* start DATASET RECORDS *

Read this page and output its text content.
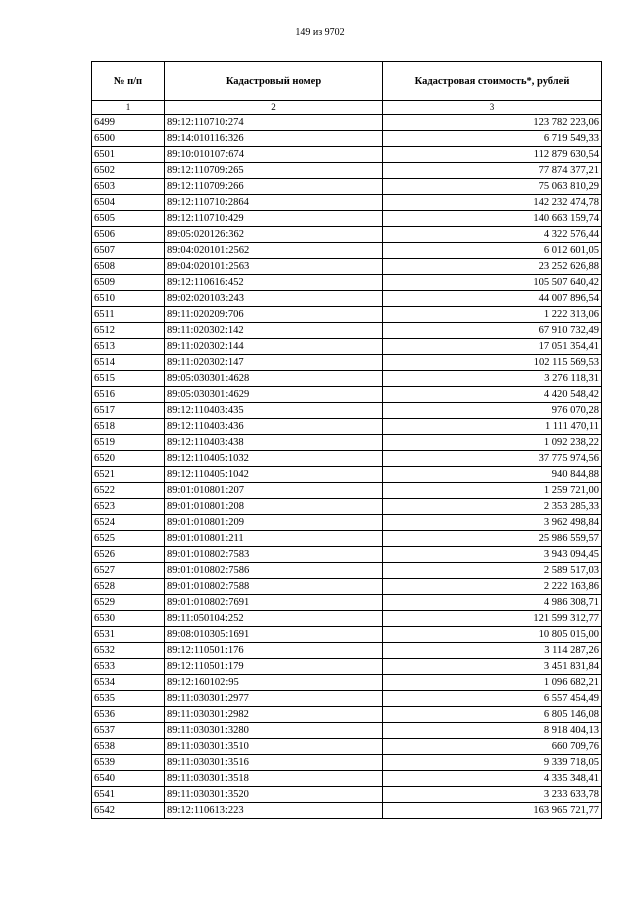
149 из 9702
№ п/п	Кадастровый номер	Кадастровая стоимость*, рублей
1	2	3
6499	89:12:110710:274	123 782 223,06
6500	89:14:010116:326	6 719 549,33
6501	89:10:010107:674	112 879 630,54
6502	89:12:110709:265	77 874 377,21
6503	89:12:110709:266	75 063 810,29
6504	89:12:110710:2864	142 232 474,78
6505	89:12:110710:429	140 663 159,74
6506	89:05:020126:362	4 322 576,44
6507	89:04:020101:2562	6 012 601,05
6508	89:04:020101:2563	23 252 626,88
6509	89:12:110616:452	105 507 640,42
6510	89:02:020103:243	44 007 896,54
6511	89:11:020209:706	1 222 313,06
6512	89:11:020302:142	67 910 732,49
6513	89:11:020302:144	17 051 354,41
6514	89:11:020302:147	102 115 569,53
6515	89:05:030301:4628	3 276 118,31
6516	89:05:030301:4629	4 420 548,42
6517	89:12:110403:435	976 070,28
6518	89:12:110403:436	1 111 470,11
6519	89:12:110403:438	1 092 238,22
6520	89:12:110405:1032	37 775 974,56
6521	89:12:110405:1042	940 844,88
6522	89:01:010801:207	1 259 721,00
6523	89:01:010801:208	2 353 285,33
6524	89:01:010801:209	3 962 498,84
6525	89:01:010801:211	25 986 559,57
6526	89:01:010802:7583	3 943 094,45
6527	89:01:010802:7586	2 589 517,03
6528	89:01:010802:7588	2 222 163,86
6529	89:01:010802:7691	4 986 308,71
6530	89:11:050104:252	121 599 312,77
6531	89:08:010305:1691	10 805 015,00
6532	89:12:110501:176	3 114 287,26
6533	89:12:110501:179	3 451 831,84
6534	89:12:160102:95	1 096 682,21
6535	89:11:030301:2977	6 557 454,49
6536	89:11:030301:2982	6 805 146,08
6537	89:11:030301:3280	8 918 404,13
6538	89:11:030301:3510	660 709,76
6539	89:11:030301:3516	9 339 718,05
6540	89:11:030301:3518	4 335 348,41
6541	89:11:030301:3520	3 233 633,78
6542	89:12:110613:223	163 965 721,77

* end DATASET RECORDS *

REQUEST: Set the listing down in full and exactly. Pictures within it should not appear in the copy.

TASK RESPONSE:
Read this page and output its text content.
149 из 9702
№ п/п	Кадастровый номер	Кадастровая стоимость*, рублей
1	2	3
6499	89:12:110710:274	123 782 223,06
6500	89:14:010116:326	6 719 549,33
6501	89:10:010107:674	112 879 630,54
6502	89:12:110709:265	77 874 377,21
6503	89:12:110709:266	75 063 810,29
6504	89:12:110710:2864	142 232 474,78
6505	89:12:110710:429	140 663 159,74
6506	89:05:020126:362	4 322 576,44
6507	89:04:020101:2562	6 012 601,05
6508	89:04:020101:2563	23 252 626,88
6509	89:12:110616:452	105 507 640,42
6510	89:02:020103:243	44 007 896,54
6511	89:11:020209:706	1 222 313,06
6512	89:11:020302:142	67 910 732,49
6513	89:11:020302:144	17 051 354,41
6514	89:11:020302:147	102 115 569,53
6515	89:05:030301:4628	3 276 118,31
6516	89:05:030301:4629	4 420 548,42
6517	89:12:110403:435	976 070,28
6518	89:12:110403:436	1 111 470,11
6519	89:12:110403:438	1 092 238,22
6520	89:12:110405:1032	37 775 974,56
6521	89:12:110405:1042	940 844,88
6522	89:01:010801:207	1 259 721,00
6523	89:01:010801:208	2 353 285,33
6524	89:01:010801:209	3 962 498,84
6525	89:01:010801:211	25 986 559,57
6526	89:01:010802:7583	3 943 094,45
6527	89:01:010802:7586	2 589 517,03
6528	89:01:010802:7588	2 222 163,86
6529	89:01:010802:7691	4 986 308,71
6530	89:11:050104:252	121 599 312,77
6531	89:08:010305:1691	10 805 015,00
6532	89:12:110501:176	3 114 287,26
6533	89:12:110501:179	3 451 831,84
6534	89:12:160102:95	1 096 682,21
6535	89:11:030301:2977	6 557 454,49
6536	89:11:030301:2982	6 805 146,08
6537	89:11:030301:3280	8 918 404,13
6538	89:11:030301:3510	660 709,76
6539	89:11:030301:3516	9 339 718,05
6540	89:11:030301:3518	4 335 348,41
6541	89:11:030301:3520	3 233 633,78
6542	89:12:110613:223	163 965 721,77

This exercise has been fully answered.